EXERCISE DESCRIPTION: Return each line of the listing that contains the string "from".

(Some records)
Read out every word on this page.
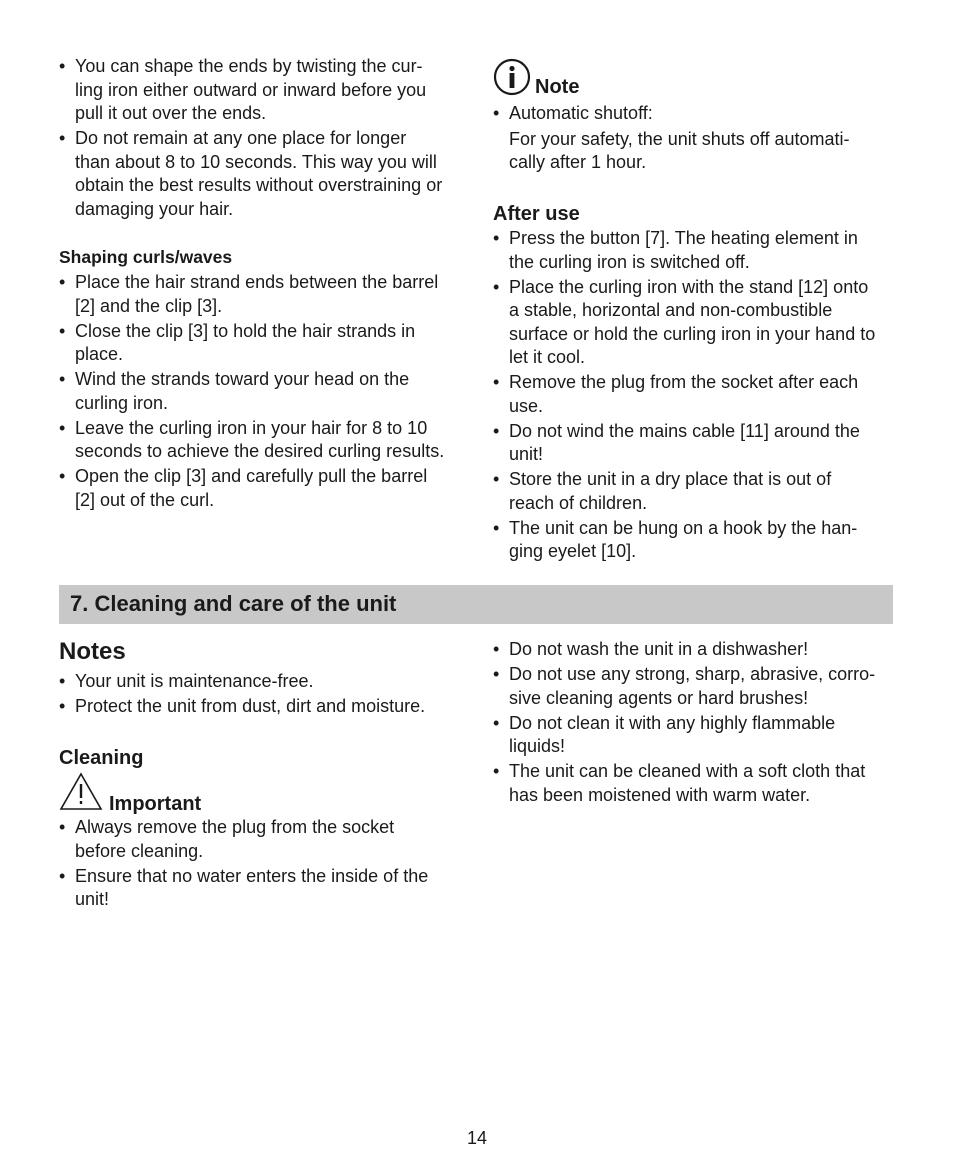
• You can shape the ends by twisting the cur-
ling iron either outward or inward before you
pull it out over the ends.
• Do not remain at any one place for longer
than about 8 to 10 seconds. This way you will
obtain the best results without overstraining or
damaging your hair.

Shaping curls/waves

• Place the hair strand ends between the barrel
[2] and the clip [3].
• Close the clip [3] to hold the hair strands in
place.
• Wind the strands toward your head on the
curling iron.
• Leave the curling iron in your hair for 8 to 10
seconds to achieve the desired curling results.
• Open the clip [3] and carefully pull the barrel
[2] out of the curl.
Note
• Automatic shutoff:
For your safety, the unit shuts off automati-
cally after 1 hour.

After use

• Press the button [7]. The heating element in
the curling iron is switched off.
• Place the curling iron with the stand [12] onto
a stable, horizontal and non-combustible
surface or hold the curling iron in your hand to
let it cool.
• Remove the plug from the socket after each
use.
• Do not wind the mains cable [11] around the
unit!
• Store the unit in a dry place that is out of
reach of children.
• The unit can be hung on a hook by the han-
ging eyelet [10].
7. Cleaning and care of the unit

Notes

• Your unit is maintenance-free.
• Protect the unit from dust, dirt and moisture.

Cleaning

Important
• Always remove the plug from the socket
before cleaning.
• Ensure that no water enters the inside of the
unit!
• Do not wash the unit in a dishwasher!
• Do not use any strong, sharp, abrasive, corro-
sive cleaning agents or hard brushes!
• Do not clean it with any highly flammable
liquids!
• The unit can be cleaned with a soft cloth that
has been moistened with warm water.
14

RESPONSE:
• Remove the plug from the socket after each
• Protect the unit from dust, dirt and moisture.
• Always remove the plug from the socket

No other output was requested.